:: SET TASK ::
From the entries below, copy every line where the string "title" appears.
==== MATERIAL PROVIDED ====
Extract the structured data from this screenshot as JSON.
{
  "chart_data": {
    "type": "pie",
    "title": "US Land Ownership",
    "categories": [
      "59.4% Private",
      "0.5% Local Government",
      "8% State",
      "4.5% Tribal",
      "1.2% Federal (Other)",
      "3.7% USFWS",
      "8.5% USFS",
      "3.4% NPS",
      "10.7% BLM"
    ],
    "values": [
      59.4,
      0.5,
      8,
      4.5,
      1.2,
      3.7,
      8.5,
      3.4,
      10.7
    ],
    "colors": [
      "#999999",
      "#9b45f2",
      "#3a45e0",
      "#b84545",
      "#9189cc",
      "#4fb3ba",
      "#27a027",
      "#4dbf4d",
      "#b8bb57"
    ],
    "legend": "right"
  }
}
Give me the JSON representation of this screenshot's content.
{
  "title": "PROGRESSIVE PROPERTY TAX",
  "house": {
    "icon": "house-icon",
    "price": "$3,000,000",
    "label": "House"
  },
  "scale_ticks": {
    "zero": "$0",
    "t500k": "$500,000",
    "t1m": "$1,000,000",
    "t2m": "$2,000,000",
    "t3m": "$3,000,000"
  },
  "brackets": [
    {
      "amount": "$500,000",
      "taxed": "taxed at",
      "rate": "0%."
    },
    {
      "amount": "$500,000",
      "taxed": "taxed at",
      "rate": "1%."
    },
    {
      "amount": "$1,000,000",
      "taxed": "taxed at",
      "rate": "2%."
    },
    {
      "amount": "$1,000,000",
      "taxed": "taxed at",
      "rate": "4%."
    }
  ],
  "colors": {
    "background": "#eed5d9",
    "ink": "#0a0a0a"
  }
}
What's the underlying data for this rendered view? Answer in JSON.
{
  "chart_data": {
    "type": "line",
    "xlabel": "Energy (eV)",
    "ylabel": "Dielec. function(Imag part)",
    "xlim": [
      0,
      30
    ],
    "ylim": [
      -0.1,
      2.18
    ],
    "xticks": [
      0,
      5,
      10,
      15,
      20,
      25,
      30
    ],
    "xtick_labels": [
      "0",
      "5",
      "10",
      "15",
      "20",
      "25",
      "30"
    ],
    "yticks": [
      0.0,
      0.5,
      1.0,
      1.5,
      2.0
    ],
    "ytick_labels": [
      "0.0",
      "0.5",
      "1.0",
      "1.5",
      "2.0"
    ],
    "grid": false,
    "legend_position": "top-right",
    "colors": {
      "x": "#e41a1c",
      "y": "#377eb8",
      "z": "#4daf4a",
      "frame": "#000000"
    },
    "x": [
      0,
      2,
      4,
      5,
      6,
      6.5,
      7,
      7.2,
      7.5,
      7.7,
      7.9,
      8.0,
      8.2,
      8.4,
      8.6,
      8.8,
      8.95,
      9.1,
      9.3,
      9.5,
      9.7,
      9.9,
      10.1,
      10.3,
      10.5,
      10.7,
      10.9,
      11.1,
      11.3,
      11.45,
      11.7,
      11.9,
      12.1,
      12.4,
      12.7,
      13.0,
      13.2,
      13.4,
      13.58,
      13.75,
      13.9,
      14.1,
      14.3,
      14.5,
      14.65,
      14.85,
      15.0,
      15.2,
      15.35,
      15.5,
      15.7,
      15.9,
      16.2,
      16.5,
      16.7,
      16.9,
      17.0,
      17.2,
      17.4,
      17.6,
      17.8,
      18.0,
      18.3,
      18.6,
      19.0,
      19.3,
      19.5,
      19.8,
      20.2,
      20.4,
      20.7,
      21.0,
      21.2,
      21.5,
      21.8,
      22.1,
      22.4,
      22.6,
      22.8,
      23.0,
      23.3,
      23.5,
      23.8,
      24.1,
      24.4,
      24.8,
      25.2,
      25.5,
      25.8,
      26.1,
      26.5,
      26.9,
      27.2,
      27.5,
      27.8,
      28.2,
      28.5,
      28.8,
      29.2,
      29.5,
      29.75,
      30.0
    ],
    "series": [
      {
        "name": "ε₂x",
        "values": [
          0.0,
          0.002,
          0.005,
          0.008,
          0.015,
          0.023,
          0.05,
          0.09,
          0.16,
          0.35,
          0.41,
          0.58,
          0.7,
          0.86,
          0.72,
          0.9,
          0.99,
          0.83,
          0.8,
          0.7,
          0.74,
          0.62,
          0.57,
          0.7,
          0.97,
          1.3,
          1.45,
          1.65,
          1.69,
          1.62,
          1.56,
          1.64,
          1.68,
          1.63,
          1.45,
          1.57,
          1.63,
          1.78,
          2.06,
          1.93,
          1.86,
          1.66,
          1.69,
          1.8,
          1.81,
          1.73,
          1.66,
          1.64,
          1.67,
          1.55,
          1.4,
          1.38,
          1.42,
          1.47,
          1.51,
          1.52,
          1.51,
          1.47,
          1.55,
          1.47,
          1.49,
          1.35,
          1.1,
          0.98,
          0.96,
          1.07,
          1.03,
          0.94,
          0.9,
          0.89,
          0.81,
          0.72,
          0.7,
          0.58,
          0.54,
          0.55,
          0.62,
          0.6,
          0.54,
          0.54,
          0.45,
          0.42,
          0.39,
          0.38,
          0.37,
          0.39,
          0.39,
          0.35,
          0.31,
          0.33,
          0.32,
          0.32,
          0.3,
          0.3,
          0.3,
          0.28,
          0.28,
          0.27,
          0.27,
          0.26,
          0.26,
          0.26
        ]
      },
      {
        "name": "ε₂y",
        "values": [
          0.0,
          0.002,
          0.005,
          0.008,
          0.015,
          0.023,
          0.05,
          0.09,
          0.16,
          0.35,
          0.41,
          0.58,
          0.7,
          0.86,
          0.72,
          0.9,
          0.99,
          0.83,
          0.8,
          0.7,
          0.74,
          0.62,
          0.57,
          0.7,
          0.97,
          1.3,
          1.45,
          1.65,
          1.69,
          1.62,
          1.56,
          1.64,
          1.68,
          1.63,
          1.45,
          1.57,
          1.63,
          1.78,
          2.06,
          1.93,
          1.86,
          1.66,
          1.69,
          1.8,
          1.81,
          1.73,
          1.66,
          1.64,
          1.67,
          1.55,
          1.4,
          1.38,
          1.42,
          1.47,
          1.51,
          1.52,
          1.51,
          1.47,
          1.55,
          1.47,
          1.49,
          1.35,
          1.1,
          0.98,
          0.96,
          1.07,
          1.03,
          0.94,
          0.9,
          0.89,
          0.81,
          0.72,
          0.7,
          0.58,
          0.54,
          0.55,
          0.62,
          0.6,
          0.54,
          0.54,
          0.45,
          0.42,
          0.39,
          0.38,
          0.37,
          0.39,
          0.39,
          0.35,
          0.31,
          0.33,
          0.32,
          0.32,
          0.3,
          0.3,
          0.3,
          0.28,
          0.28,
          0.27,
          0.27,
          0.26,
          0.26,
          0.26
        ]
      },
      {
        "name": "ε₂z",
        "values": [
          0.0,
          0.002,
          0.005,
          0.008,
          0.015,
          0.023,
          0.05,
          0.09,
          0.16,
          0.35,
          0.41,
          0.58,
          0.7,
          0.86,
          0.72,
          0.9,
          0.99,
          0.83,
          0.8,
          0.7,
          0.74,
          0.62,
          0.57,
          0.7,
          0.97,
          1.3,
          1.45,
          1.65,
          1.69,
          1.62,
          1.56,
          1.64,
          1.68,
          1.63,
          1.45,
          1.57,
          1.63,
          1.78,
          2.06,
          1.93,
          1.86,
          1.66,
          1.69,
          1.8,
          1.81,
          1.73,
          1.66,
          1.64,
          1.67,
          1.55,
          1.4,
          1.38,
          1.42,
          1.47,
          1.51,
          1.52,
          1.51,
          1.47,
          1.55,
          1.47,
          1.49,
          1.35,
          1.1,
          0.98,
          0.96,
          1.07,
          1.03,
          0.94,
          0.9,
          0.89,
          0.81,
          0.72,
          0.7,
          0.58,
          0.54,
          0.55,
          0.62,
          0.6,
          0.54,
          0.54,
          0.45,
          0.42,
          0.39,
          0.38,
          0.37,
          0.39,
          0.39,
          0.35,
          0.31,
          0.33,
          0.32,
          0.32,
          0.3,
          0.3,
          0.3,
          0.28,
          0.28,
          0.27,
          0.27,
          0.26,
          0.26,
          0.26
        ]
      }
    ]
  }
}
====
:: RESULT ::
    "title": "US Land Ownership",
  "title": "PROGRESSIVE PROPERTY TAX",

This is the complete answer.